Written instruction => Please revise the lines from the start through the line containing "staticText: Off period [18, 375, 69, 388]", replacing "Notifications" with "Alerts" and leaving everything else unchanged.

[Listings of boxed layout items]
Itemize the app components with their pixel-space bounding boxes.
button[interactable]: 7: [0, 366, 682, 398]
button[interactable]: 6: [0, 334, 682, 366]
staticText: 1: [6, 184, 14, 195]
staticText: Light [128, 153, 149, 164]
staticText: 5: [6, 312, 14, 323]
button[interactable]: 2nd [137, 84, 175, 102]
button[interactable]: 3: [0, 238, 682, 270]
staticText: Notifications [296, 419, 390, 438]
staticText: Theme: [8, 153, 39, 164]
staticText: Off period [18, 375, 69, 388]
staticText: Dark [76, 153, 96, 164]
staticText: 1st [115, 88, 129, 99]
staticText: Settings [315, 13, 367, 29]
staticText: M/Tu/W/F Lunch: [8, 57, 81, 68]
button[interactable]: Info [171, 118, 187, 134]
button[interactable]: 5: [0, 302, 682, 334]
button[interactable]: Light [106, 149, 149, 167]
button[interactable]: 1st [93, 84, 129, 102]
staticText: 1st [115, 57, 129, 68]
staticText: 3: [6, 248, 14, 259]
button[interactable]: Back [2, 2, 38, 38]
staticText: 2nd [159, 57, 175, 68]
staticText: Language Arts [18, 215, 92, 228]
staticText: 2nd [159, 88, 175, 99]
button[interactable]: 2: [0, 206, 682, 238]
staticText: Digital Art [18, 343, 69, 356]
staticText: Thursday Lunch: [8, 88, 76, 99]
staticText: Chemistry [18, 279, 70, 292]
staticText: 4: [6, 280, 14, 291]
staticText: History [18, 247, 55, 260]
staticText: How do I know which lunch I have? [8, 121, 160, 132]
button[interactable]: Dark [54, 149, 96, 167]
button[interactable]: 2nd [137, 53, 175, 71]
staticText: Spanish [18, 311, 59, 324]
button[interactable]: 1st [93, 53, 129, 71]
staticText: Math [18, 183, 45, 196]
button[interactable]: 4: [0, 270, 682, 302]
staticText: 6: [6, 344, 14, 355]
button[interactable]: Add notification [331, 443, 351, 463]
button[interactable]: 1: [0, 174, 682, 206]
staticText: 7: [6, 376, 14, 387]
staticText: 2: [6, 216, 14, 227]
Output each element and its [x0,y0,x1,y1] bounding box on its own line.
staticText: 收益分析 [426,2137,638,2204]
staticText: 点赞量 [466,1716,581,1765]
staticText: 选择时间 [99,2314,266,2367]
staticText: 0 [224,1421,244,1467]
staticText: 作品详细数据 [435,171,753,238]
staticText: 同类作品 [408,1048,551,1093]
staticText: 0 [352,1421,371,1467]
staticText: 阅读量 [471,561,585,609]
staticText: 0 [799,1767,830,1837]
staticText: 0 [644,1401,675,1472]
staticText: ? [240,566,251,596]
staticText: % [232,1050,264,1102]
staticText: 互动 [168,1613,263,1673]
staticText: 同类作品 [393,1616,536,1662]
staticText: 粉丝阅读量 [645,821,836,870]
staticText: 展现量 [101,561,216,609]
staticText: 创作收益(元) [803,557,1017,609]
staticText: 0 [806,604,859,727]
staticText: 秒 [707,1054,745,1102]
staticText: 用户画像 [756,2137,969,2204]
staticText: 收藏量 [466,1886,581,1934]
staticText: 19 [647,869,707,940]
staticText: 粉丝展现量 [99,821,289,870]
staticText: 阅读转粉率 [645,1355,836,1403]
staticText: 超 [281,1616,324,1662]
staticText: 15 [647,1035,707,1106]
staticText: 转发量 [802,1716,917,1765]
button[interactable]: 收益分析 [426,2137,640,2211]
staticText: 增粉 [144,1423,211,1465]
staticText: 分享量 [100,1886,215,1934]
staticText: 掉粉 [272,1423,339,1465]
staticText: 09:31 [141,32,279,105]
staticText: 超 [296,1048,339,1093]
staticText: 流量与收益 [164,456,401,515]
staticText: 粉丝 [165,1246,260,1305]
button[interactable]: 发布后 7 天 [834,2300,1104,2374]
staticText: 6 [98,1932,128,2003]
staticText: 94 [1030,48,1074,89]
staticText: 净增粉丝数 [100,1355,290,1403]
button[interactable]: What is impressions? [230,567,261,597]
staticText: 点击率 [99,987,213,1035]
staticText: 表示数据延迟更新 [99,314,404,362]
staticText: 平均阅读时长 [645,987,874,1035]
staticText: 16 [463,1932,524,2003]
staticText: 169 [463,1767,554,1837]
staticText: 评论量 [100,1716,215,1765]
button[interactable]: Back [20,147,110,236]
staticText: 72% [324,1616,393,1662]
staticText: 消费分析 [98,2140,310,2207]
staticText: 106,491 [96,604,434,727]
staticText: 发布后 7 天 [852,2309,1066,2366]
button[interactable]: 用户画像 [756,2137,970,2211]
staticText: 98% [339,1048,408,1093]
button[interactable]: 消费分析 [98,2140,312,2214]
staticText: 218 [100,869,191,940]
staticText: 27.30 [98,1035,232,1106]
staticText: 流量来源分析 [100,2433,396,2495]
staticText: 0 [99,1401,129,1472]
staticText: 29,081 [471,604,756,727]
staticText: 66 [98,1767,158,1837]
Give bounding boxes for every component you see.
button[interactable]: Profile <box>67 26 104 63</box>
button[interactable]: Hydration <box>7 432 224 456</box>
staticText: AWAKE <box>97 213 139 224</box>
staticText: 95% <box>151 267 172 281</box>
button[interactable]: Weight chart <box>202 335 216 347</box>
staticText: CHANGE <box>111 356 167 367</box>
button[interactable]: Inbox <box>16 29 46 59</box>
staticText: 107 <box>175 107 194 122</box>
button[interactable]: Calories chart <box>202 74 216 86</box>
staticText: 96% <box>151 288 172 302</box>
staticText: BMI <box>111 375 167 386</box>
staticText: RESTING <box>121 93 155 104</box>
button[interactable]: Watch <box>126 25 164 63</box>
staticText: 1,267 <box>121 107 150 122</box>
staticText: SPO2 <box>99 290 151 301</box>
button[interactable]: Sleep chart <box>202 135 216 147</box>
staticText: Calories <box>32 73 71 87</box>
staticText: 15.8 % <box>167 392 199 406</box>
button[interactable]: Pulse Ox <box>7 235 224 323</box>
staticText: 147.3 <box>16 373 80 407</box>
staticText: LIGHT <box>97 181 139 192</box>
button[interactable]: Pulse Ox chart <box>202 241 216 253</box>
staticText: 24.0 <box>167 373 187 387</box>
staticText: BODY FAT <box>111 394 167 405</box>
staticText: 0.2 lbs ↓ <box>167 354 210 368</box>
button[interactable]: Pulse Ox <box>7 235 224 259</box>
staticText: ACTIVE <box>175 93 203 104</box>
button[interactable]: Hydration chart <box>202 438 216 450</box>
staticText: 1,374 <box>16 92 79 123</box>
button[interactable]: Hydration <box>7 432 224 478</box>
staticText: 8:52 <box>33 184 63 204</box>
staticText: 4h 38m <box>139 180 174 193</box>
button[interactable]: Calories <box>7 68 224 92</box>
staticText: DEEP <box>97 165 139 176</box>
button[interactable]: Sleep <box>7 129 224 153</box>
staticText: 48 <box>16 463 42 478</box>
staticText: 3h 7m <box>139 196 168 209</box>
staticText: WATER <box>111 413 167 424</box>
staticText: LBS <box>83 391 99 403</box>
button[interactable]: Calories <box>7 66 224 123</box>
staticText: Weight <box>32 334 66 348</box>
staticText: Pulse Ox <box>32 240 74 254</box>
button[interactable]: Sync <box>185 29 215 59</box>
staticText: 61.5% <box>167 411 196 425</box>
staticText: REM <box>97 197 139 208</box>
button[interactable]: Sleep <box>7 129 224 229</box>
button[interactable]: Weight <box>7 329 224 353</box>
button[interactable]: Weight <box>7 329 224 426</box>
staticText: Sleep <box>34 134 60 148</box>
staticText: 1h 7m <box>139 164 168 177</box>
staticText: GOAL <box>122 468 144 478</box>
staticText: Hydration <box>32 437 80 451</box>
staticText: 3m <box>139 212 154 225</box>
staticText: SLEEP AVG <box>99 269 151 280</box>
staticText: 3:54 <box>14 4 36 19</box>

Solution to this problem =>
Itemize the app components with their pixel-space bounding boxes.
button[interactable]: 7: [0, 366, 682, 398]
button[interactable]: 6: [0, 334, 682, 366]
staticText: 1: [6, 184, 14, 195]
staticText: Light [128, 153, 149, 164]
staticText: 5: [6, 312, 14, 323]
button[interactable]: 2nd [137, 84, 175, 102]
button[interactable]: 3: [0, 238, 682, 270]
staticText: Alerts [296, 419, 390, 438]
staticText: Theme: [8, 153, 39, 164]
staticText: Off period [18, 375, 69, 388]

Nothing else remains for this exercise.